**TASK BRIEF**
With pictures left out, retype exactly the lines from the one containing "Output the text content of this document." through the final line of the entries.

— Start —

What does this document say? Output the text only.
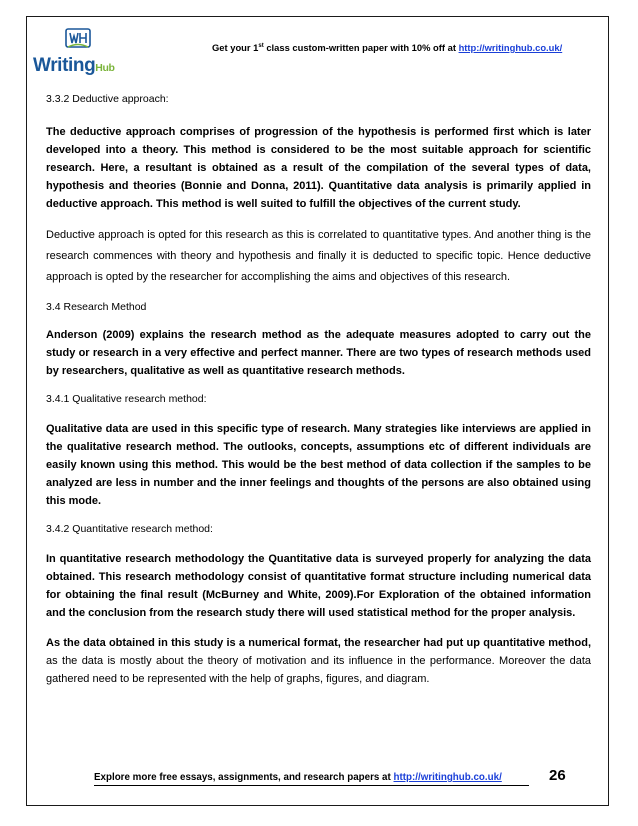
WritingHub
Get your 1st class custom-written paper with 10% off at http://writinghub.co.uk/

3.3.2 Deductive approach:

The deductive approach comprises of progression of the hypothesis is performed first which is later developed into a theory. This method is considered to be the most suitable approach for scientific research. Here, a resultant is obtained as a result of the compilation of the several types of data, hypothesis and theories (Bonnie and Donna, 2011). Quantitative data analysis is primarily applied in deductive approach. This method is well suited to fulfill the objectives of the current study.

Deductive approach is opted for this research as this is correlated to quantitative types. And another thing is the research commences with theory and hypothesis and finally it is deducted to specific topic. Hence deductive approach is opted by the researcher for accomplishing the aims and objectives of this research.

3.4 Research Method

Anderson (2009) explains the research method as the adequate measures adopted to carry out the study or research in a very effective and perfect manner. There are two types of research methods used by researchers, qualitative as well as quantitative research methods.

3.4.1 Qualitative research method:

Qualitative data are used in this specific type of research. Many strategies like interviews are applied in the qualitative research method. The outlooks, concepts, assumptions etc of different individuals are easily known using this method. This would be the best method of data collection if the samples to be analyzed are less in number and the inner feelings and thoughts of the persons are also obtained using this mode.

3.4.2 Quantitative research method:

In quantitative research methodology the Quantitative data is surveyed properly for analyzing the data obtained. This research methodology consist of quantitative format structure including numerical data for obtaining the final result (McBurney and White, 2009).For Exploration of the obtained information and the conclusion from the research study there will used statistical method for the proper analysis.

As the data obtained in this study is a numerical format, the researcher had put up quantitative method, as the data is mostly about the theory of motivation and its influence in the performance. Moreover the data gathered need to be represented with the help of graphs, figures, and diagram.

Explore more free essays, assignments, and research papers at http://writinghub.co.uk/	26
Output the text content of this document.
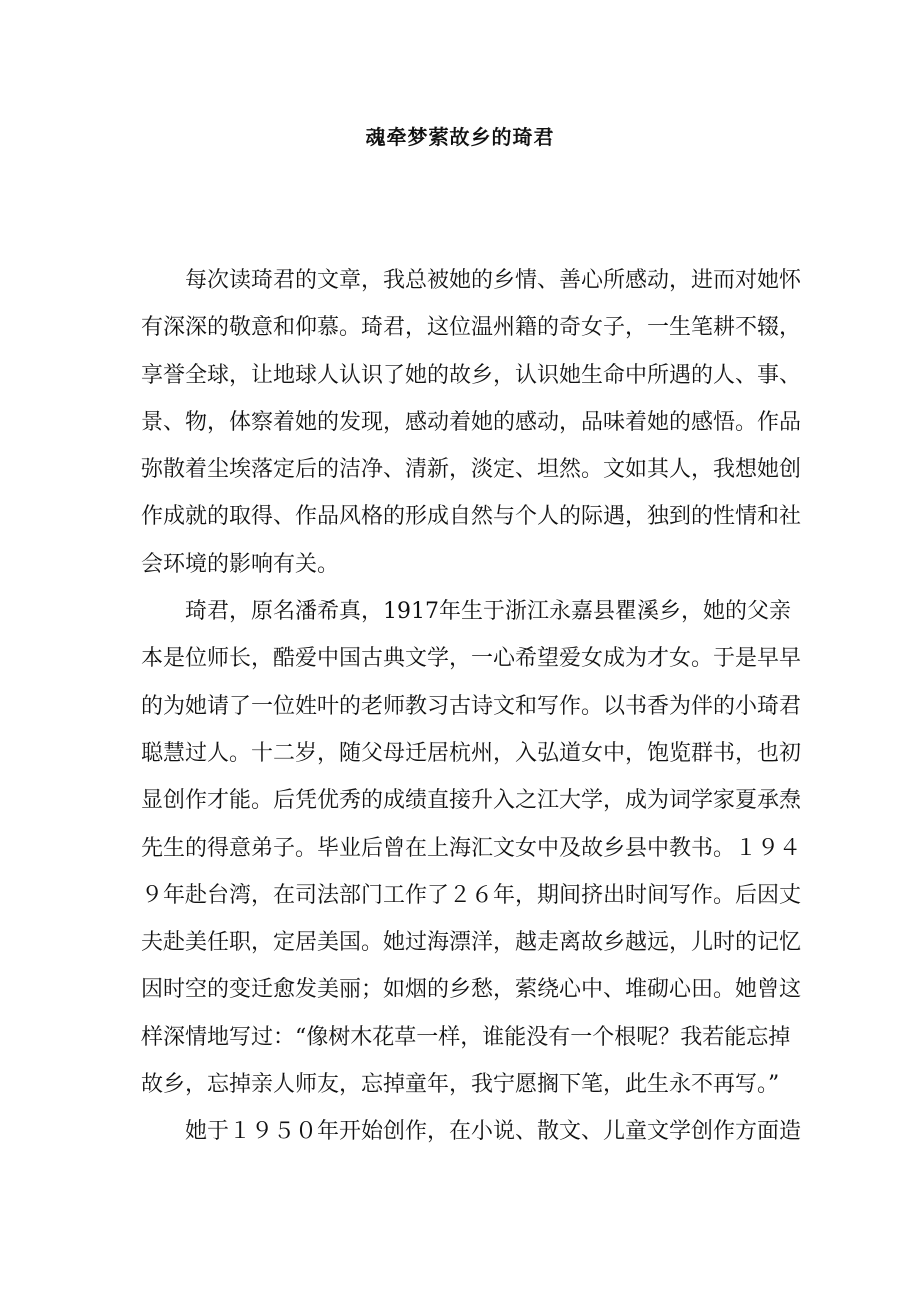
魂牵梦萦故乡的琦君
每次读琦君的文章，我总被她的乡情、善心所感动，进而对她怀
有深深的敬意和仰慕。琦君，这位温州籍的奇女子，一生笔耕不辍，
享誉全球，让地球人认识了她的故乡，认识她生命中所遇的人、事、
景、物，体察着她的发现，感动着她的感动，品味着她的感悟。作品
弥散着尘埃落定后的洁净、清新，淡定、坦然。文如其人，我想她创
作成就的取得、作品风格的形成自然与个人的际遇，独到的性情和社
会环境的影响有关。
琦君，原名潘希真，1917年生于浙江永嘉县瞿溪乡，她的父亲
本是位师长，酷爱中国古典文学，一心希望爱女成为才女。于是早早
的为她请了一位姓叶的老师教习古诗文和写作。以书香为伴的小琦君
聪慧过人。十二岁，随父母迁居杭州，入弘道女中，饱览群书，也初
显创作才能。后凭优秀的成绩直接升入之江大学，成为词学家夏承焘
先生的得意弟子。毕业后曾在上海汇文女中及故乡县中教书。１９４
９年赴台湾，在司法部门工作了２６年，期间挤出时间写作。后因丈
夫赴美任职，定居美国。她过海漂洋，越走离故乡越远，儿时的记忆
因时空的变迁愈发美丽；如烟的乡愁，萦绕心中、堆砌心田。她曾这
样深情地写过：“像树木花草一样，谁能没有一个根呢？我若能忘掉
故乡，忘掉亲人师友，忘掉童年，我宁愿搁下笔，此生永不再写。”
她于１９５０年开始创作，在小说、散文、儿童文学创作方面造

— End —

**TASK RESULT**
Output the text content of this document.
魂牵梦萦故乡的琦君
每次读琦君的文章，我总被她的乡情、善心所感动，进而对她怀
有深深的敬意和仰慕。琦君，这位温州籍的奇女子，一生笔耕不辍，
享誉全球，让地球人认识了她的故乡，认识她生命中所遇的人、事、
景、物，体察着她的发现，感动着她的感动，品味着她的感悟。作品
弥散着尘埃落定后的洁净、清新，淡定、坦然。文如其人，我想她创
作成就的取得、作品风格的形成自然与个人的际遇，独到的性情和社
会环境的影响有关。
琦君，原名潘希真，1917年生于浙江永嘉县瞿溪乡，她的父亲
本是位师长，酷爱中国古典文学，一心希望爱女成为才女。于是早早
的为她请了一位姓叶的老师教习古诗文和写作。以书香为伴的小琦君
聪慧过人。十二岁，随父母迁居杭州，入弘道女中，饱览群书，也初
显创作才能。后凭优秀的成绩直接升入之江大学，成为词学家夏承焘
先生的得意弟子。毕业后曾在上海汇文女中及故乡县中教书。１９４
９年赴台湾，在司法部门工作了２６年，期间挤出时间写作。后因丈
夫赴美任职，定居美国。她过海漂洋，越走离故乡越远，儿时的记忆
因时空的变迁愈发美丽；如烟的乡愁，萦绕心中、堆砌心田。她曾这
样深情地写过：“像树木花草一样，谁能没有一个根呢？我若能忘掉
故乡，忘掉亲人师友，忘掉童年，我宁愿搁下笔，此生永不再写。”
她于１９５０年开始创作，在小说、散文、儿童文学创作方面造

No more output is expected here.